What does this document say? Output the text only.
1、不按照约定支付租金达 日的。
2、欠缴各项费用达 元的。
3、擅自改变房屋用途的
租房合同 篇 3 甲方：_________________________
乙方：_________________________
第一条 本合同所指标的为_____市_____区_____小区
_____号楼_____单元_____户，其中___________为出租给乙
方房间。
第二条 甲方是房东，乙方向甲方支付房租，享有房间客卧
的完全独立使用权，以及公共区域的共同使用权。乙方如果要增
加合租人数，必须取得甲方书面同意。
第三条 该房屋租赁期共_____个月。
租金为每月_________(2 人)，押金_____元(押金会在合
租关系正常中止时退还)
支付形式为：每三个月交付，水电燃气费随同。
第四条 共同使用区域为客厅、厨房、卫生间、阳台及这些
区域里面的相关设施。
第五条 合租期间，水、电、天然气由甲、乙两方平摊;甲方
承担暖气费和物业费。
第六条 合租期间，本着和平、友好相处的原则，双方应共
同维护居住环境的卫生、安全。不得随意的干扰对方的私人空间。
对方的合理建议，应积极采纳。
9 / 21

________________________

> [Work to complete]: Output all of the data above without any alteration.

> [Task result]:
What does this document say? Output the text only.
1、不按照约定支付租金达 日的。
2、欠缴各项费用达 元的。
3、擅自改变房屋用途的
租房合同 篇 3 甲方：_________________________
乙方：_________________________
第一条 本合同所指标的为_____市_____区_____小区
_____号楼_____单元_____户，其中___________为出租给乙
方房间。
第二条 甲方是房东，乙方向甲方支付房租，享有房间客卧
的完全独立使用权，以及公共区域的共同使用权。乙方如果要增
加合租人数，必须取得甲方书面同意。
第三条 该房屋租赁期共_____个月。
租金为每月_________(2 人)，押金_____元(押金会在合
租关系正常中止时退还)
支付形式为：每三个月交付，水电燃气费随同。
第四条 共同使用区域为客厅、厨房、卫生间、阳台及这些
区域里面的相关设施。
第五条 合租期间，水、电、天然气由甲、乙两方平摊;甲方
承担暖气费和物业费。
第六条 合租期间，本着和平、友好相处的原则，双方应共
同维护居住环境的卫生、安全。不得随意的干扰对方的私人空间。
对方的合理建议，应积极采纳。
9 / 21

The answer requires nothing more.